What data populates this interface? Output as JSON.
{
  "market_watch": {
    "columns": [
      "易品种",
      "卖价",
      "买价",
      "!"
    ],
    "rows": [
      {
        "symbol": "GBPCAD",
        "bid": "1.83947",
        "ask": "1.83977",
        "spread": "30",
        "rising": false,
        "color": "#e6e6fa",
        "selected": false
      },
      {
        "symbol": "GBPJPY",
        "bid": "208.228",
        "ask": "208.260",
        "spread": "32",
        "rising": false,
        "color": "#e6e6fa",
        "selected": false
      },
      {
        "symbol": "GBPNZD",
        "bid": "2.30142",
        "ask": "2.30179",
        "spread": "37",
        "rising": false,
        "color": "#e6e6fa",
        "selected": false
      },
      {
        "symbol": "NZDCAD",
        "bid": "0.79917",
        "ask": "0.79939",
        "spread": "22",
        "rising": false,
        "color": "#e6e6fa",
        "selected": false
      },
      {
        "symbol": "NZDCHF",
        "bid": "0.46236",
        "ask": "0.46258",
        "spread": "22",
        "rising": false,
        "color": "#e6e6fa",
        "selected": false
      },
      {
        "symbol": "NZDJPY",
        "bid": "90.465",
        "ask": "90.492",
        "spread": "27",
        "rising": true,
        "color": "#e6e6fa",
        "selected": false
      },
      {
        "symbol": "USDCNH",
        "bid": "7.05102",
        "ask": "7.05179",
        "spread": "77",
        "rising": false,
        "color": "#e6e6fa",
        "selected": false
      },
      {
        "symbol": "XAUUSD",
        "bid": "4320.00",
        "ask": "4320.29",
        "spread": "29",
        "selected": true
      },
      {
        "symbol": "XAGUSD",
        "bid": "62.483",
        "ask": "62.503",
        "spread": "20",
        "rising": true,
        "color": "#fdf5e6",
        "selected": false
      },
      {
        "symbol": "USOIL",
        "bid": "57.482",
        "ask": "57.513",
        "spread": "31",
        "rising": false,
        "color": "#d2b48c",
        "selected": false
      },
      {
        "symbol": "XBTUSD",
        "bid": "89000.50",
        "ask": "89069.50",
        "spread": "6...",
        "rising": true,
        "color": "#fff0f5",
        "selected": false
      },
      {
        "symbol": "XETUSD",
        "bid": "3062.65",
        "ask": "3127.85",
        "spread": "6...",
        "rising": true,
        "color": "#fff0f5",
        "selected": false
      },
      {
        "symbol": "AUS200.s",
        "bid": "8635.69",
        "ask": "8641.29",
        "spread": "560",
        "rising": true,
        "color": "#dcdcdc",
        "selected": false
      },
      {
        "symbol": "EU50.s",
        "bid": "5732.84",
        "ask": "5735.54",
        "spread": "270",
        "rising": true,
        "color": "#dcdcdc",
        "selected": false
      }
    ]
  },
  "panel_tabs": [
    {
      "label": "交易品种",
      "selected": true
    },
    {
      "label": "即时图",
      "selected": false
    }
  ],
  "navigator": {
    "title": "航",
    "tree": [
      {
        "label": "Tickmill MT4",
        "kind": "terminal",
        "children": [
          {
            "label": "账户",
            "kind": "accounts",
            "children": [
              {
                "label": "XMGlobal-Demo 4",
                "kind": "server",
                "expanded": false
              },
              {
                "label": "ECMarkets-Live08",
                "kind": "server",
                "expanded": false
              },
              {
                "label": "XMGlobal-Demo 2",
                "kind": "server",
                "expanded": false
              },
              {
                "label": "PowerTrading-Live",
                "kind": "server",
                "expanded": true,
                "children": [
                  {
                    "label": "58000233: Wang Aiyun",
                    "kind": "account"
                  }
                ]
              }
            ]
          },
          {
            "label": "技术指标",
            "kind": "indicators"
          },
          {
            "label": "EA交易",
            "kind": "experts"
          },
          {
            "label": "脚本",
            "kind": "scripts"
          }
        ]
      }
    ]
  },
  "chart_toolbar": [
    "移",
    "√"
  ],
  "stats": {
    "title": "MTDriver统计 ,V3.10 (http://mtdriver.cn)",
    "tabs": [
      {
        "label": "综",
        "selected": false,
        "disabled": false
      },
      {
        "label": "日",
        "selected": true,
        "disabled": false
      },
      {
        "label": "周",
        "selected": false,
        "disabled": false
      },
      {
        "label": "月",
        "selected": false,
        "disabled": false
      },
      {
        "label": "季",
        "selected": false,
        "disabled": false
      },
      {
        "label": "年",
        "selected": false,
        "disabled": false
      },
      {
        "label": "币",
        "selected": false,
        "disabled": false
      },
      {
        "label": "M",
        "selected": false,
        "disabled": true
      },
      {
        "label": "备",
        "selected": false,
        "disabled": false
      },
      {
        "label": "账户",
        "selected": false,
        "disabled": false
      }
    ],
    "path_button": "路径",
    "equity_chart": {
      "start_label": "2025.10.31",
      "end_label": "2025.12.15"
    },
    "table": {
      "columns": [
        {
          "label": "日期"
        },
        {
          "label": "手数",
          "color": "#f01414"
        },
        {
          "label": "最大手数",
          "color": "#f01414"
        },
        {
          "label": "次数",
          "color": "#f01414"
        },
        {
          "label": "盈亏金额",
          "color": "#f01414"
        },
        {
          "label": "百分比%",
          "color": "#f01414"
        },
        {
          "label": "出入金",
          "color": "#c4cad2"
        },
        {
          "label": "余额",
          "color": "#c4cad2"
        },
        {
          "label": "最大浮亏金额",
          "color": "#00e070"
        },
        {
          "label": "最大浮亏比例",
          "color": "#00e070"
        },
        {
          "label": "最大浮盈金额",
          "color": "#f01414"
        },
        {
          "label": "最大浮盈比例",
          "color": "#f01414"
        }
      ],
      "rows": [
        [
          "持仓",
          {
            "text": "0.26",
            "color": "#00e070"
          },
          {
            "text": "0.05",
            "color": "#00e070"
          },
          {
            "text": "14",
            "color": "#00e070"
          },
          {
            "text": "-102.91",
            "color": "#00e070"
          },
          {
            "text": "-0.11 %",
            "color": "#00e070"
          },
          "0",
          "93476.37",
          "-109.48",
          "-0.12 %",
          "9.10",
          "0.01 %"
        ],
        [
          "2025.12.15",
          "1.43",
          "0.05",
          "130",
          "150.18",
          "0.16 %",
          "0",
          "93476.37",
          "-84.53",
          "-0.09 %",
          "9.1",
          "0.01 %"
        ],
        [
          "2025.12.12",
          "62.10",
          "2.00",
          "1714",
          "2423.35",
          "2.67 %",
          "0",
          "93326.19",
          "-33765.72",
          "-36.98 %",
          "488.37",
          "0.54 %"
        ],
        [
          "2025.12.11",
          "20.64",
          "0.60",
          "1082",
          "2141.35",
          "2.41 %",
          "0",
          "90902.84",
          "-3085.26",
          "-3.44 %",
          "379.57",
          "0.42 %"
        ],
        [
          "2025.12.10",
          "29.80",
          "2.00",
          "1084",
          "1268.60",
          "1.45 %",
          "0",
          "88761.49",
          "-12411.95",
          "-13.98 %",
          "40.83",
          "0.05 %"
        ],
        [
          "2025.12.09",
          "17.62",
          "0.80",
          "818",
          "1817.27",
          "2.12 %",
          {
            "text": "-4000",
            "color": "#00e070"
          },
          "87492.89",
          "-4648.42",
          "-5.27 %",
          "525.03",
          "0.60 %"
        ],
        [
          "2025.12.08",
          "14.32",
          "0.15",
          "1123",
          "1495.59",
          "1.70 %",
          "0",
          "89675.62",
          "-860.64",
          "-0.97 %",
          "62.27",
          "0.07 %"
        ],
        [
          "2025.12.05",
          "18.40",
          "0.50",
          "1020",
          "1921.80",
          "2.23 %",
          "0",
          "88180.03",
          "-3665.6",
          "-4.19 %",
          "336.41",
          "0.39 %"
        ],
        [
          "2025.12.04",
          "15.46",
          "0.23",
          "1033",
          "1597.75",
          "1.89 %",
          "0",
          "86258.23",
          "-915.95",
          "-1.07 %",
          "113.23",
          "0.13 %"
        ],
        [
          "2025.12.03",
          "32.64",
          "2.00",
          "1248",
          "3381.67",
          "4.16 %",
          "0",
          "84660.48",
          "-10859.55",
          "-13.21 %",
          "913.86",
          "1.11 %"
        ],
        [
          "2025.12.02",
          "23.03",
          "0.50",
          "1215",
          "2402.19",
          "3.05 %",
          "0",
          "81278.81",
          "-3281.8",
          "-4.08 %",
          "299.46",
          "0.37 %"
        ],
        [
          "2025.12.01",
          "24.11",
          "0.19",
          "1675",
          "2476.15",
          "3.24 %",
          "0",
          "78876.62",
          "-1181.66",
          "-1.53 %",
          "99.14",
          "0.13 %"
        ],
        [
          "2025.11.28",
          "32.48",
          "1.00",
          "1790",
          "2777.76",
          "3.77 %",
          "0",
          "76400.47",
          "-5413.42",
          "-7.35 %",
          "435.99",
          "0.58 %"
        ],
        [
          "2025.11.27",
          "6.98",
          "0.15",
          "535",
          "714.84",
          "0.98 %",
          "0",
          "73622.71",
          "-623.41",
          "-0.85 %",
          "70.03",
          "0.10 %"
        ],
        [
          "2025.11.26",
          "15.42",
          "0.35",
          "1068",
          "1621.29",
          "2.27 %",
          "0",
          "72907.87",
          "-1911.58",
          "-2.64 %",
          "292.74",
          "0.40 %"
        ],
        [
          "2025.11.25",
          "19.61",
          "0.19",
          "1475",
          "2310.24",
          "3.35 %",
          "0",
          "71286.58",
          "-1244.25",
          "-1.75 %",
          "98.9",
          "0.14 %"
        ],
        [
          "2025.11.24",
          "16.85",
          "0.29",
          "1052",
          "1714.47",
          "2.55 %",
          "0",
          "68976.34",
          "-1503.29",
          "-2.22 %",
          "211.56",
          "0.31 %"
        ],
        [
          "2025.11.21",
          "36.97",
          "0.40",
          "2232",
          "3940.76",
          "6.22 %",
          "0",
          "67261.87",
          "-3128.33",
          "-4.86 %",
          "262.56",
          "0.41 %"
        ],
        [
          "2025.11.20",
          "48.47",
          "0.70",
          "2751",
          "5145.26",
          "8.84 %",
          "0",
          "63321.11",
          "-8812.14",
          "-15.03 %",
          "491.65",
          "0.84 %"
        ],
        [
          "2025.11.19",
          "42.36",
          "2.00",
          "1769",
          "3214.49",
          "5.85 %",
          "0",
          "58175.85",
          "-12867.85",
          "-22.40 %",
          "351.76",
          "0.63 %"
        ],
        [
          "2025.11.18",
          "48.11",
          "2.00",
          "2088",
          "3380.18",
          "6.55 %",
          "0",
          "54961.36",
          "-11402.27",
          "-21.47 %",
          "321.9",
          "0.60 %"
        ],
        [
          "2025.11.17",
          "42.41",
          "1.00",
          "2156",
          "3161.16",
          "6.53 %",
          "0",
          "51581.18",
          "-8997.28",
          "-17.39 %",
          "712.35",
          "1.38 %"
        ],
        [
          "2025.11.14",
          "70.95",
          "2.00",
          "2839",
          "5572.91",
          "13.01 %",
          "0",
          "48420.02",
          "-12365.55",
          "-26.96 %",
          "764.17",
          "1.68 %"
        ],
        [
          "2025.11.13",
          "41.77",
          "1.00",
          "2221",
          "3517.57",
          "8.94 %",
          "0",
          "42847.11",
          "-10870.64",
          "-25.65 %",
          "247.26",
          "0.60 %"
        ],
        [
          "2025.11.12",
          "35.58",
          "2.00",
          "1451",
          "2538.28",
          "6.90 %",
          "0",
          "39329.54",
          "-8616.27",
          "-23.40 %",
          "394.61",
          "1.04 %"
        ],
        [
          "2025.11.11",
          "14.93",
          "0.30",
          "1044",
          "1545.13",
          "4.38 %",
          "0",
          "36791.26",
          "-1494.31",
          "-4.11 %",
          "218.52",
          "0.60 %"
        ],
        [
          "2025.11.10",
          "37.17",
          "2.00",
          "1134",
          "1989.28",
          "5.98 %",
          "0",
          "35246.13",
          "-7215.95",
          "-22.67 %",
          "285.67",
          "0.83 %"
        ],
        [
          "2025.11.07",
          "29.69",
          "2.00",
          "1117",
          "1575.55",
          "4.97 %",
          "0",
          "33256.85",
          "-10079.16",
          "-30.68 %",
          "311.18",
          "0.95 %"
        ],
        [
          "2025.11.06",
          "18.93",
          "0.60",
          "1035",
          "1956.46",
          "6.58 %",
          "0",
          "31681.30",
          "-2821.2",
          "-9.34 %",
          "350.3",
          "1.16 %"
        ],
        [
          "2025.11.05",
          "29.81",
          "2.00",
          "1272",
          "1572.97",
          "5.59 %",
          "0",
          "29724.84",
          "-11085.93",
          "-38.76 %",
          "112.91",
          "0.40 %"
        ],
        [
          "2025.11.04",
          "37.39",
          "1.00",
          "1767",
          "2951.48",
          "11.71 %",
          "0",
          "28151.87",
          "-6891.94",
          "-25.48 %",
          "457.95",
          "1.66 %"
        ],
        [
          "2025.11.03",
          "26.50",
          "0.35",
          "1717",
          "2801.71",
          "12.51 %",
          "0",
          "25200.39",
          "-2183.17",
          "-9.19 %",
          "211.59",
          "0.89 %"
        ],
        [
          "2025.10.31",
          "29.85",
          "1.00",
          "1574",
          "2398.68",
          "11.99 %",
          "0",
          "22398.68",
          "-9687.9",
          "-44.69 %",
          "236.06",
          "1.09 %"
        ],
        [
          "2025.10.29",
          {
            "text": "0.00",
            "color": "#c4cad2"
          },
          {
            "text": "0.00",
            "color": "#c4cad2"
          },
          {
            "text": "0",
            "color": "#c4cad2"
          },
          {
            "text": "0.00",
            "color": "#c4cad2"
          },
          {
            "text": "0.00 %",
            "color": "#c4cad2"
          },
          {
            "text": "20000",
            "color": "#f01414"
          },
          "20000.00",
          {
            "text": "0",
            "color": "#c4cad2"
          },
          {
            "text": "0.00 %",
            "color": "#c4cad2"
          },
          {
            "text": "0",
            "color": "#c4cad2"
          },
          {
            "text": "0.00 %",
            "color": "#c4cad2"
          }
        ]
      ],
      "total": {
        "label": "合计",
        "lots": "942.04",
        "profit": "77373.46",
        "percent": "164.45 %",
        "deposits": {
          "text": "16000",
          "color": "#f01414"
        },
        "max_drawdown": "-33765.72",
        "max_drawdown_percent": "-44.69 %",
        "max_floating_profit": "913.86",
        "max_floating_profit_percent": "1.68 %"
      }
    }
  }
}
=======
- TASK BRIEF -
In the records above, collect each line with "title".

- EXPECTED OUTPUT -
    "title": "航",
    "title": "MTDriver统计 ,V3.10 (http://mtdriver.cn)",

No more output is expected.